#### Task
Of the lines in the entries below, state how many hold the word "casa". Say nothing else.

---*---

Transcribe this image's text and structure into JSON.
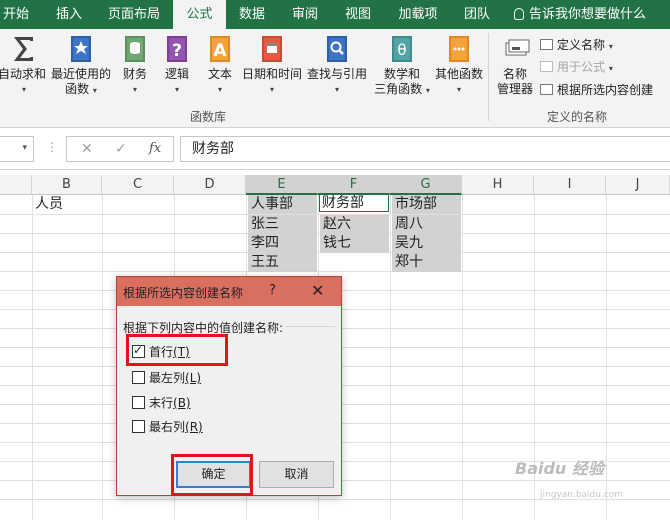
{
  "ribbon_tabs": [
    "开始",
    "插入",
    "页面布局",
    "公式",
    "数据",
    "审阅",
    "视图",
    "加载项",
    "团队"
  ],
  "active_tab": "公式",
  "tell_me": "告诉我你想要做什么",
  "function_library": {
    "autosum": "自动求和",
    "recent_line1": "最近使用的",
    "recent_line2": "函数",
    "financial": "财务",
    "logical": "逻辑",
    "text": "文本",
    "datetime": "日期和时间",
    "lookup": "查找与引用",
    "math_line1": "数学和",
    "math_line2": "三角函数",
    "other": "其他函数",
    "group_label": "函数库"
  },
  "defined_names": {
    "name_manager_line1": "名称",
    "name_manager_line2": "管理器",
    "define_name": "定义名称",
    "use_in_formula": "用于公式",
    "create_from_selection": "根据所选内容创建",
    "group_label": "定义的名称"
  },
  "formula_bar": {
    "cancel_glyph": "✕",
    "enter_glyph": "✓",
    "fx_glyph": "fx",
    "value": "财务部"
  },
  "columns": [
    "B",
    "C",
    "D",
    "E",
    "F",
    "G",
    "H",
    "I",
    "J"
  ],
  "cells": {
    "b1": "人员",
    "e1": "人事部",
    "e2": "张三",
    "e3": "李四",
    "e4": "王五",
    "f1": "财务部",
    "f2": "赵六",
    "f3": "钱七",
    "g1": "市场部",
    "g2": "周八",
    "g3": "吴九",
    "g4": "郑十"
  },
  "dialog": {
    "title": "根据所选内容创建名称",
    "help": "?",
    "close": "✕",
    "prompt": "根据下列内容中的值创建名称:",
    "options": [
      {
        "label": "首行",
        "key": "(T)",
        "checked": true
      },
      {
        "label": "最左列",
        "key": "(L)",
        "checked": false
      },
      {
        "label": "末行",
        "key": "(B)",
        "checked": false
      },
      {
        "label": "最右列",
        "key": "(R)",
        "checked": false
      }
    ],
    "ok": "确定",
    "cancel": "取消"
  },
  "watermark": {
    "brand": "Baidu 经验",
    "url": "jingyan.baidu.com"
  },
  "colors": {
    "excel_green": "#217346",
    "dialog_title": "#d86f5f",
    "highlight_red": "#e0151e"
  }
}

---*---

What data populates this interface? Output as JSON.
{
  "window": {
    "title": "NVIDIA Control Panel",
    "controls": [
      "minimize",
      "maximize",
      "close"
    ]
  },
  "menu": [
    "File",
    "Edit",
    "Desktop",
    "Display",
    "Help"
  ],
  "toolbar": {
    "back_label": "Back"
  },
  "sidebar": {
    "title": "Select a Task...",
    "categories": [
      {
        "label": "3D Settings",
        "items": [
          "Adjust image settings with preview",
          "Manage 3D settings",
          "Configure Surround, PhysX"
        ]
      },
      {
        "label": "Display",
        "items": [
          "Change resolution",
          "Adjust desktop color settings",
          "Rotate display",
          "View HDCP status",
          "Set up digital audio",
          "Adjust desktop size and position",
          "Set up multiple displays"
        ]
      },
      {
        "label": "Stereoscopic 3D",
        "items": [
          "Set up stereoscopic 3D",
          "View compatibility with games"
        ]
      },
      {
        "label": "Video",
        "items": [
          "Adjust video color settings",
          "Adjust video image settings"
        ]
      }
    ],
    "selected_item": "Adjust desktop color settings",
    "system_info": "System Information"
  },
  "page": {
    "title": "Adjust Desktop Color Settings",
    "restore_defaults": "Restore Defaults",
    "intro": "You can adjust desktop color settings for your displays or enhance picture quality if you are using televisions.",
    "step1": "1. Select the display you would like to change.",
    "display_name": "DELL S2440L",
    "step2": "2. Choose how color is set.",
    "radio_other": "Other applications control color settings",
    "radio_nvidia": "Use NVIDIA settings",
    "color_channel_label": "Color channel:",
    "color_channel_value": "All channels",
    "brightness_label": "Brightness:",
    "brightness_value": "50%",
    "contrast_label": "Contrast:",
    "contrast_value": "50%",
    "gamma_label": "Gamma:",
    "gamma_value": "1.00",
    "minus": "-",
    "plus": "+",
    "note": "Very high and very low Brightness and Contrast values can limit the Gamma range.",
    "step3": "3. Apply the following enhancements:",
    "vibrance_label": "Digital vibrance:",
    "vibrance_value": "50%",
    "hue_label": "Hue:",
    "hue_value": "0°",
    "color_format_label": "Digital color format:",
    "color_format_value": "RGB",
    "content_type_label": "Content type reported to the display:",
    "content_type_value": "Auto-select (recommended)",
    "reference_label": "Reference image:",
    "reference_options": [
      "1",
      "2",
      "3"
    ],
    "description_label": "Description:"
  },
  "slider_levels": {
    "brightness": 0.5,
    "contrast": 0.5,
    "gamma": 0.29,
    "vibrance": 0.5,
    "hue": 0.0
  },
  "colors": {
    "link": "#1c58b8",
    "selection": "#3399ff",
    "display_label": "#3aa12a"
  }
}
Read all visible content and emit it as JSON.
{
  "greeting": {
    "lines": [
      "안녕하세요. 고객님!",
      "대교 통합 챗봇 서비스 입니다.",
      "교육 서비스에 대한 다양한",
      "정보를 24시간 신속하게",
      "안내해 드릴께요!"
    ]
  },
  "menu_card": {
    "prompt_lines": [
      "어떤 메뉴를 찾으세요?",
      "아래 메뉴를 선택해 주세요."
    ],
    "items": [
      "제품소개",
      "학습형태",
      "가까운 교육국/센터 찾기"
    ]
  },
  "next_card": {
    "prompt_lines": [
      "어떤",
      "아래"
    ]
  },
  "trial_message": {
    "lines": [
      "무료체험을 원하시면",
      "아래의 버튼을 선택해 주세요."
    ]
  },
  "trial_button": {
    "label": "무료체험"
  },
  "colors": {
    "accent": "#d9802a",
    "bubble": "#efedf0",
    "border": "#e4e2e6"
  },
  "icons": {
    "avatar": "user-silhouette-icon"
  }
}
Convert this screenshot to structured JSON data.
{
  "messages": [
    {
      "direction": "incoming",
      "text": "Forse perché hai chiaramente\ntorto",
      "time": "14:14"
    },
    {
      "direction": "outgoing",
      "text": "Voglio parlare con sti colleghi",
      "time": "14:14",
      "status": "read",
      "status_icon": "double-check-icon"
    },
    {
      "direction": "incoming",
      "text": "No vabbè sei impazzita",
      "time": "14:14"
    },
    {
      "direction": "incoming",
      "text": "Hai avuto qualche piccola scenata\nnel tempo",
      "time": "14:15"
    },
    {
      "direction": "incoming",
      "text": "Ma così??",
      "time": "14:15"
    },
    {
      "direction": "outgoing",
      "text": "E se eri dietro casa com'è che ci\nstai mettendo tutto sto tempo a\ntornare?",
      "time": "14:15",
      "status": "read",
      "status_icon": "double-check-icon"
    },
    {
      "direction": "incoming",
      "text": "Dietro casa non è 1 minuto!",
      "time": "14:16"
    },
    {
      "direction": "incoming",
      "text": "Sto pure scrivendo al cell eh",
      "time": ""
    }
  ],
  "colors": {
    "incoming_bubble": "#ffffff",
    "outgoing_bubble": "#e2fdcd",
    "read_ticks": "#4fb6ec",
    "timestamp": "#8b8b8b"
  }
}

---*---

#### The completed task
2